WHAT THIS TASK INVOLVES
Among the entries below, count the lines where the string "thay" occurs, and give only the number.

[Stored entries]
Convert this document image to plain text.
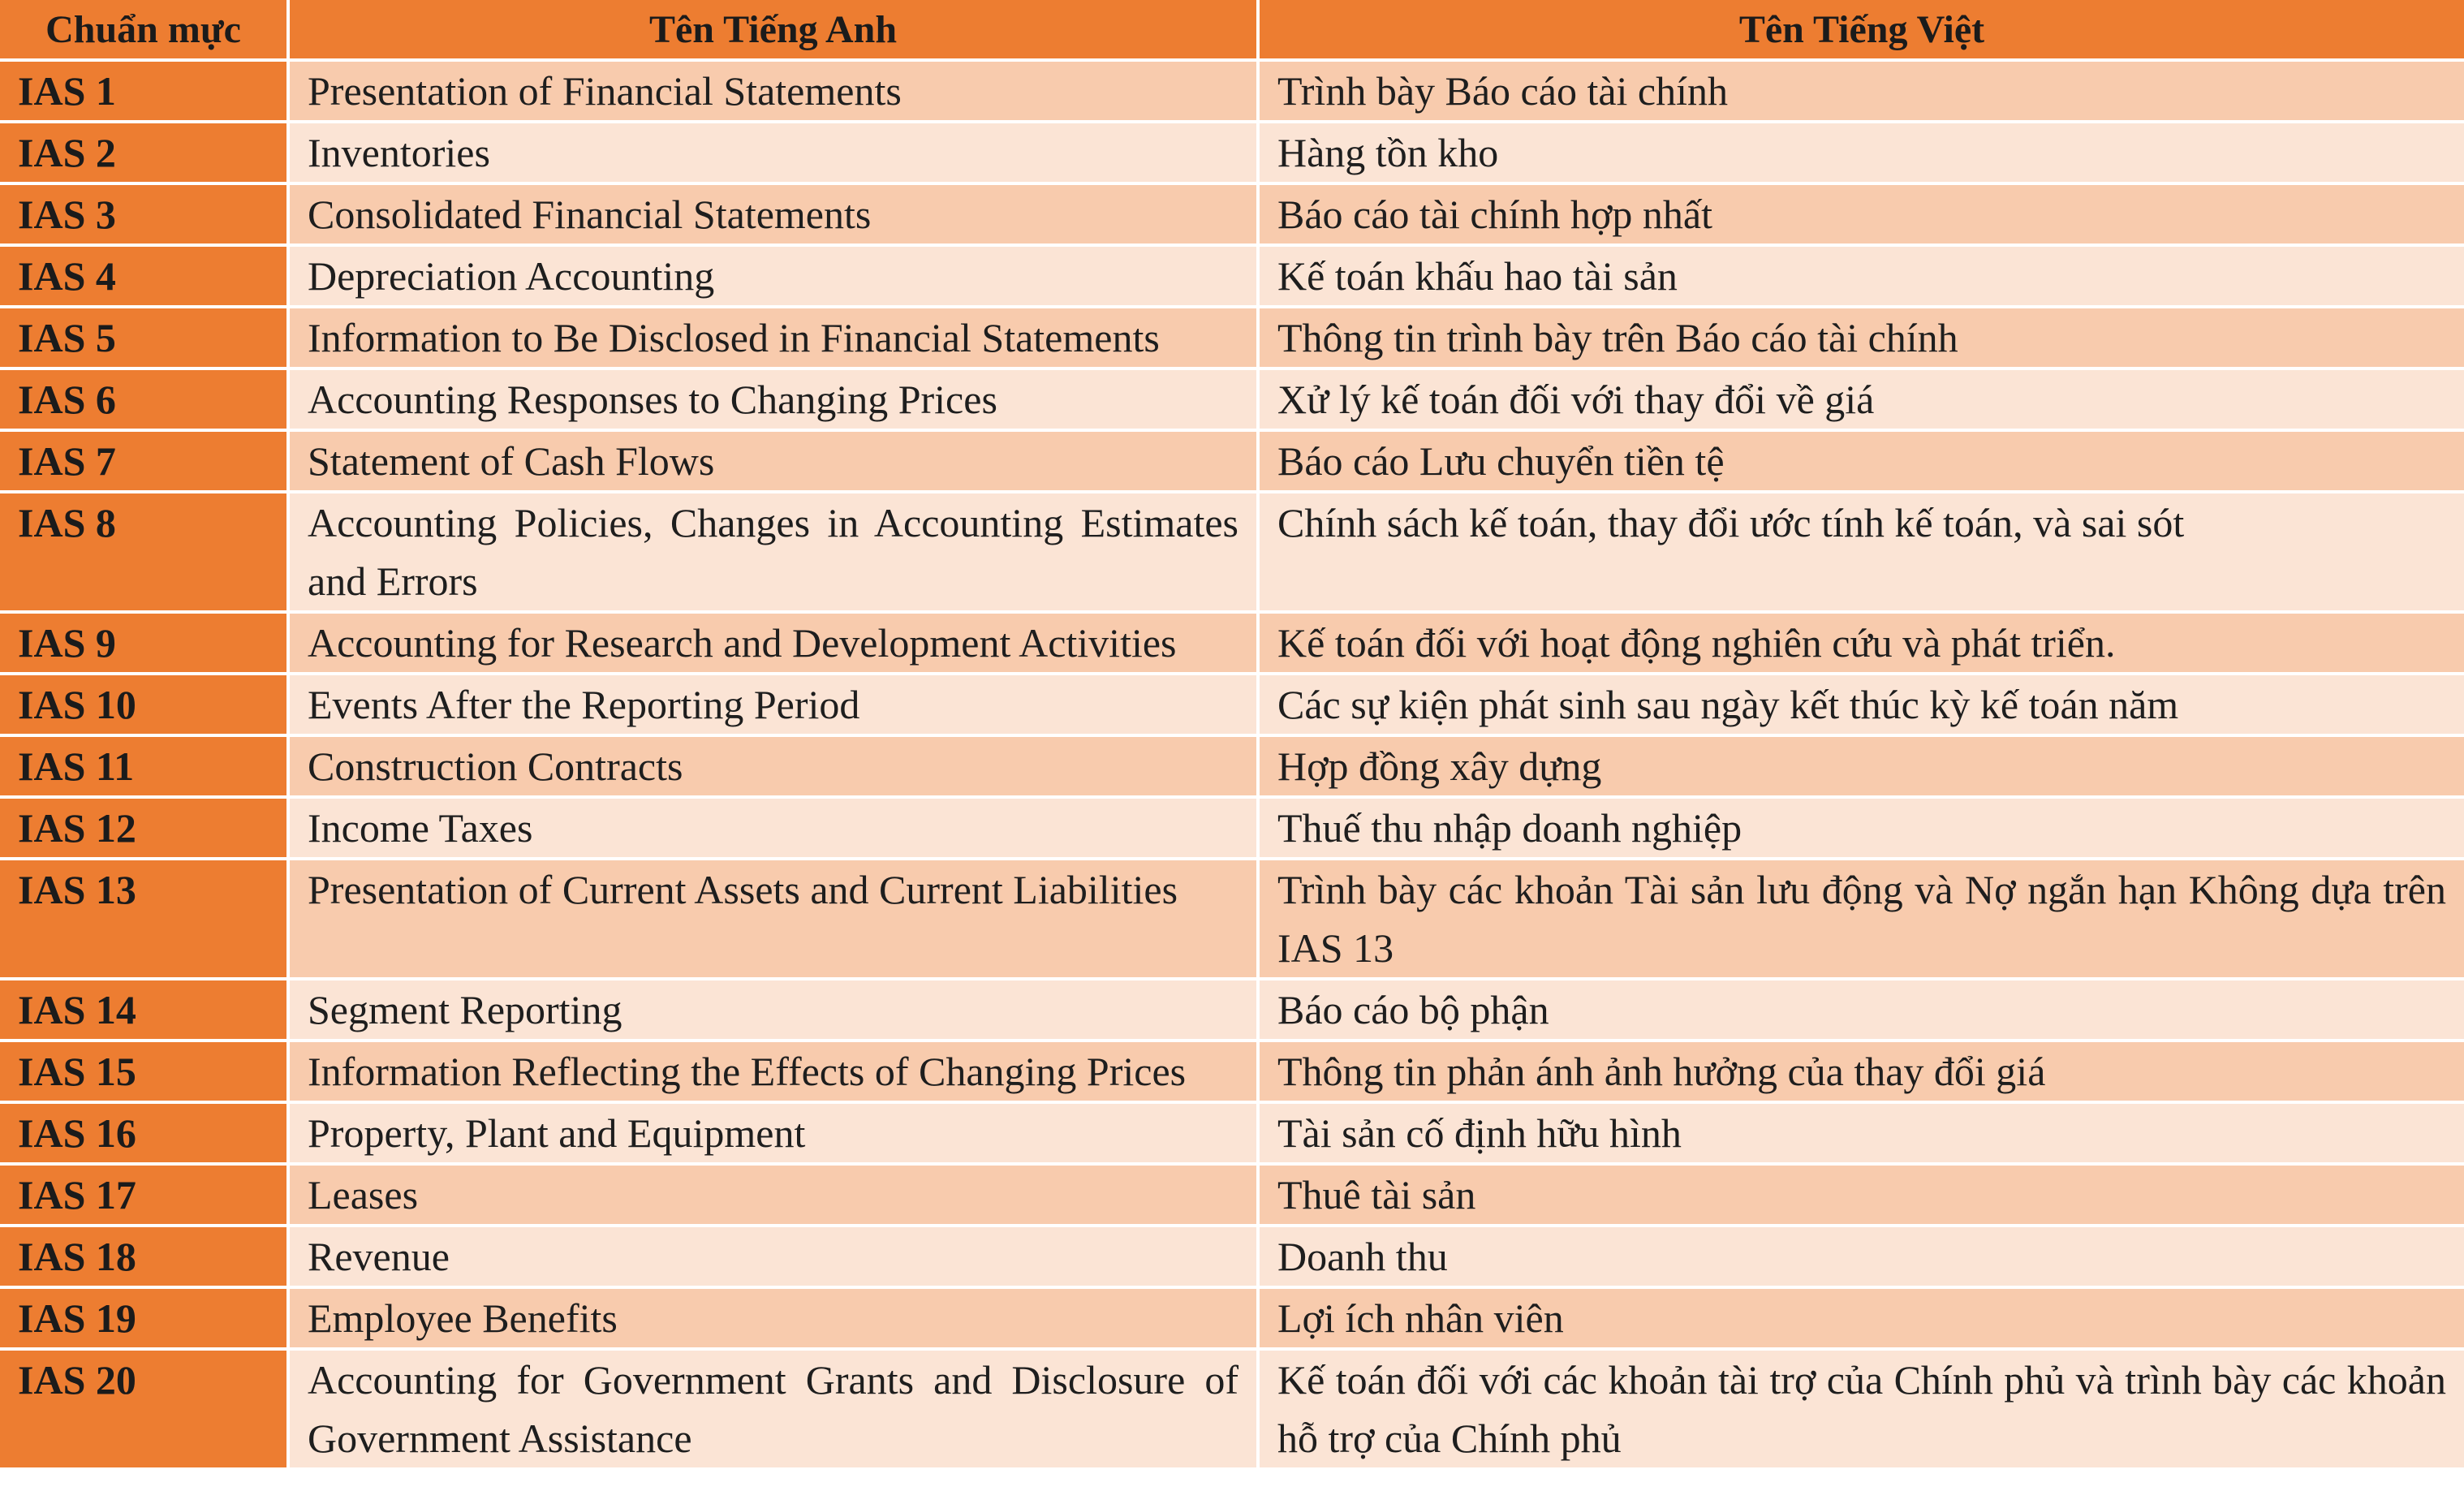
Chuẩn mực	Tên Tiếng Anh	Tên Tiếng Việt
IAS 1	Presentation of Financial Statements	Trình bày Báo cáo tài chính
IAS 2	Inventories	Hàng tồn kho
IAS 3	Consolidated Financial Statements	Báo cáo tài chính hợp nhất
IAS 4	Depreciation Accounting	Kế toán khấu hao tài sản
IAS 5	Information to Be Disclosed in Financial Statements	Thông tin trình bày trên Báo cáo tài chính
IAS 6	Accounting Responses to Changing Prices	Xử lý kế toán đối với thay đổi về giá
IAS 7	Statement of Cash Flows	Báo cáo Lưu chuyển tiền tệ
IAS 8	Accounting Policies, Changes in Accounting Estimates and Errors	Chính sách kế toán, thay đổi ước tính kế toán, và sai sót
IAS 9	Accounting for Research and Development Activities	Kế toán đối với hoạt động nghiên cứu và phát triển.
IAS 10	Events After the Reporting Period	Các sự kiện phát sinh sau ngày kết thúc kỳ kế toán năm
IAS 11	Construction Contracts	Hợp đồng xây dựng
IAS 12	Income Taxes	Thuế thu nhập doanh nghiệp
IAS 13	Presentation of Current Assets and Current Liabilities	Trình bày các khoản Tài sản lưu động và Nợ ngắn hạn Không dựa trên IAS 13
IAS 14	Segment Reporting	Báo cáo bộ phận
IAS 15	Information Reflecting the Effects of Changing Prices	Thông tin phản ánh ảnh hưởng của thay đổi giá
IAS 16	Property, Plant and Equipment	Tài sản cố định hữu hình
IAS 17	Leases	Thuê tài sản
IAS 18	Revenue	Doanh thu
IAS 19	Employee Benefits	Lợi ích nhân viên
IAS 20	Accounting for Government Grants and Disclosure of Government Assistance	Kế toán đối với các khoản tài trợ của Chính phủ và trình bày các khoản hỗ trợ của Chính phủ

RESULT OF THIS TASK
3